▶ **Given request**
The data below should be printed in full, exactly, and without any of its images.

▶ **Given records**
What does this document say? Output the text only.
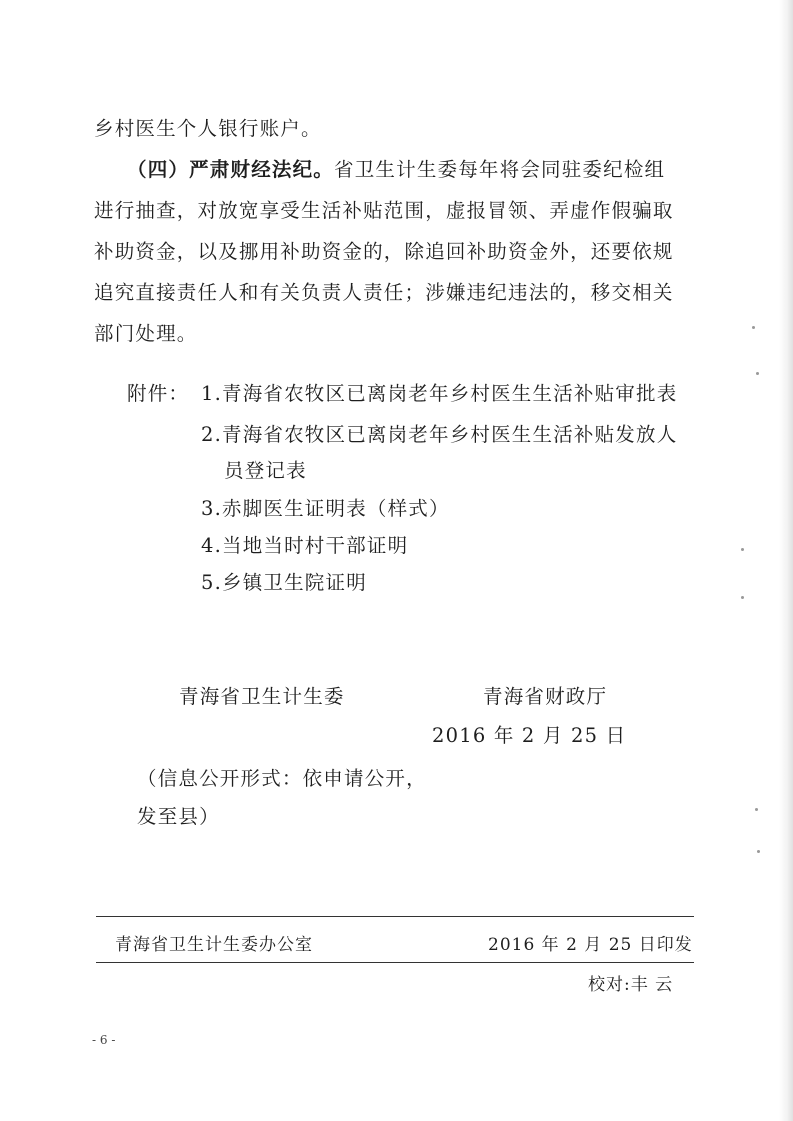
乡村医生个人银行账户。
（四）严肃财经法纪。省卫生计生委每年将会同驻委纪检组
进行抽查，对放宽享受生活补贴范围，虚报冒领、弄虚作假骗取
补助资金，以及挪用补助资金的，除追回补助资金外，还要依规
追究直接责任人和有关负责人责任；涉嫌违纪违法的，移交相关
部门处理。
附件： 1.青海省农牧区已离岗老年乡村医生生活补贴审批表
2.青海省农牧区已离岗老年乡村医生生活补贴发放人
员登记表
3.赤脚医生证明表（样式）
4.当地当时村干部证明
5.乡镇卫生院证明
青海省卫生计生委	青海省财政厅
2016 年 2 月 25 日
（信息公开形式：依申请公开，
发至县）
青海省卫生计生委办公室	2016 年 2 月 25 日印发
校对:丰 云
- 6 -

▶ **Exercise response**
What does this document say? Output the text only.
乡村医生个人银行账户。
（四）严肃财经法纪。省卫生计生委每年将会同驻委纪检组
进行抽查，对放宽享受生活补贴范围，虚报冒领、弄虚作假骗取
补助资金，以及挪用补助资金的，除追回补助资金外，还要依规
追究直接责任人和有关负责人责任；涉嫌违纪违法的，移交相关
部门处理。
附件： 1.青海省农牧区已离岗老年乡村医生生活补贴审批表
2.青海省农牧区已离岗老年乡村医生生活补贴发放人
员登记表
3.赤脚医生证明表（样式）
4.当地当时村干部证明
5.乡镇卫生院证明
青海省卫生计生委	青海省财政厅
2016 年 2 月 25 日
（信息公开形式：依申请公开，
发至县）
青海省卫生计生委办公室	2016 年 2 月 25 日印发
校对:丰 云
- 6 -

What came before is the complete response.